PAGE TEXT START

Month 2: begin to explore Second Life, especially Angel Learning Island and other virtual campuses. Also, choose a few web 2.0 applications, such as Pageflakes or Netvibes, and explore more closely their value in college classes.

Month 3: create some assignments that could be used in online classes based on the research and exploration noted above.

Looks neat and tidy, doesn't it? Well, so does the "writing process" taught, especially this week, all across the nation in thousands of composition classes, presenting an orderly cause and effect set of tasks to compose an essay. Anyone who has spent any time writing learns right off, it ain't that neat. Writing is recursive, where we try some prewriting, then some drafting, then some more invention techniques, then throw it all away and start over, then freewriting, so on and so forth.

Such will take place with my research. While I will focus on the aspects of my work as described above, I expect to take(and already have taken!!!!!) many sidetrips, dropping out of research to play with web applications, dropping out of web applications to do some research, or sketch out a preliminary assignment.

I'll try to keep things looking orderly and sensible in this blog, but I look at the exploration as play, and like a child making mud pies, I expect things to get rather messy.

Thursday, August 21, 2008

Sabbatical statement of purpose

Here is my statement of purpose that I used to explain/justify my sabbatical for the sabbatical committee (with a couple alterations):

In 1996, I went to the League of Innovations in Atlanta, Georgia. In visiting the vendors, I kept hearing the same thing over and over: “Well, six months ago we were working on this CD, but today, we’re redesigning to place it online.” It was clear that in publishing, education, indeed in much of modern society, the Internet exploded onto the scene and changed everything. And many had to scramble to catch up.

PAGE TEXT END

TASK LIST:
• A. Answer these from the blog excerpt:
(i) Which two web 2.0 applications are named as examples for Month 2?
(ii) In what city and state was the League of Innovations that the writer attended in 1996?
(iii) What does the writer compare treating the exploration as play to?
• B. Please quote the blog excerpt from "Such will take" up to and including "a preliminary assignment.".
The material after the blog excerpt is separate from it.

MATERIAL SHOWN START

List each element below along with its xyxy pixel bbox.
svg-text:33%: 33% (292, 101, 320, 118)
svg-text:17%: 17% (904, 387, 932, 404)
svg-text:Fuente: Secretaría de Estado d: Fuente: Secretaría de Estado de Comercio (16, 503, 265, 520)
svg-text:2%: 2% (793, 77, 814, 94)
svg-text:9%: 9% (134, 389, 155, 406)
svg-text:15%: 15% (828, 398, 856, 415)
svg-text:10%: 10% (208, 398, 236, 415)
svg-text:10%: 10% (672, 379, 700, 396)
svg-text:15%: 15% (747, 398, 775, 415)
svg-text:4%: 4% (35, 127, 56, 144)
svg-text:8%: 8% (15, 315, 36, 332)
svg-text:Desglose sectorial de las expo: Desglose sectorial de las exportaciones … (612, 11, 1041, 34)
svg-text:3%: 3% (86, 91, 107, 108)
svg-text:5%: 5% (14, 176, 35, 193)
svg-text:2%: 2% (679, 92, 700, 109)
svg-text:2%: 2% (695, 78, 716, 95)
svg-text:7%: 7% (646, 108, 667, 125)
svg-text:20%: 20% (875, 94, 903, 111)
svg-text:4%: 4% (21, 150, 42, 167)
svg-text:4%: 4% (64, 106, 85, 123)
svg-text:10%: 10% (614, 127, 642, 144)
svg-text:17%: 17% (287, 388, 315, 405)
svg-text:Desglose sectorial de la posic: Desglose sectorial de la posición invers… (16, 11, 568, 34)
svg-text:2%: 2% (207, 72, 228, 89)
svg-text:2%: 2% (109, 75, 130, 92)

MATERIAL SHOWN END

ANSWERS FOR THE EXERCISE:
• A.
(i) Pageflakes and Netvibes
(ii) Atlanta, Georgia
(iii) A child making mud pies

• B.
Such will take place with my research. While I will focus on the aspects of my work as described above, I expect to take(and already have taken!!!!!) many sidetrips, dropping out of research to play with web applications, dropping out of web applications to do some research, or sketch out a preliminary assignment.